**** Provided entries ****

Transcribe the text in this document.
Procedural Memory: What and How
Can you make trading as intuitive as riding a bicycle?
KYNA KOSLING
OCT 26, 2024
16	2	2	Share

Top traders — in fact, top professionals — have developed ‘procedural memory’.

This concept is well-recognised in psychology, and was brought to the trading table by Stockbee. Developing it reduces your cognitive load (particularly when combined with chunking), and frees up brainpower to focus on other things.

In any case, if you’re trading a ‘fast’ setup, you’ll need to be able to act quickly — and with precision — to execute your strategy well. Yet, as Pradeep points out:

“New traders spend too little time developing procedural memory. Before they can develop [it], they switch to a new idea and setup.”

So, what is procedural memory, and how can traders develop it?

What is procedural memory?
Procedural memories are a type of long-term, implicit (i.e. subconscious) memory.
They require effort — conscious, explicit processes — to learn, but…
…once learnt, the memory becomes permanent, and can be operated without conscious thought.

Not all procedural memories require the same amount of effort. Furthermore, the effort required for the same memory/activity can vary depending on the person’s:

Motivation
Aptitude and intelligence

****

Challenge:
Repeat all of the entries exactly.

Solution for this task:
Transcribe the text in this document.
Procedural Memory: What and How
Can you make trading as intuitive as riding a bicycle?
KYNA KOSLING
OCT 26, 2024
16	2	2	Share

Top traders — in fact, top professionals — have developed ‘procedural memory’.

This concept is well-recognised in psychology, and was brought to the trading table by Stockbee. Developing it reduces your cognitive load (particularly when combined with chunking), and frees up brainpower to focus on other things.

In any case, if you’re trading a ‘fast’ setup, you’ll need to be able to act quickly — and with precision — to execute your strategy well. Yet, as Pradeep points out:

“New traders spend too little time developing procedural memory. Before they can develop [it], they switch to a new idea and setup.”

So, what is procedural memory, and how can traders develop it?

What is procedural memory?
Procedural memories are a type of long-term, implicit (i.e. subconscious) memory.
They require effort — conscious, explicit processes — to learn, but…
…once learnt, the memory becomes permanent, and can be operated without conscious thought.

Not all procedural memories require the same amount of effort. Furthermore, the effort required for the same memory/activity can vary depending on the person’s:

Motivation
Aptitude and intelligence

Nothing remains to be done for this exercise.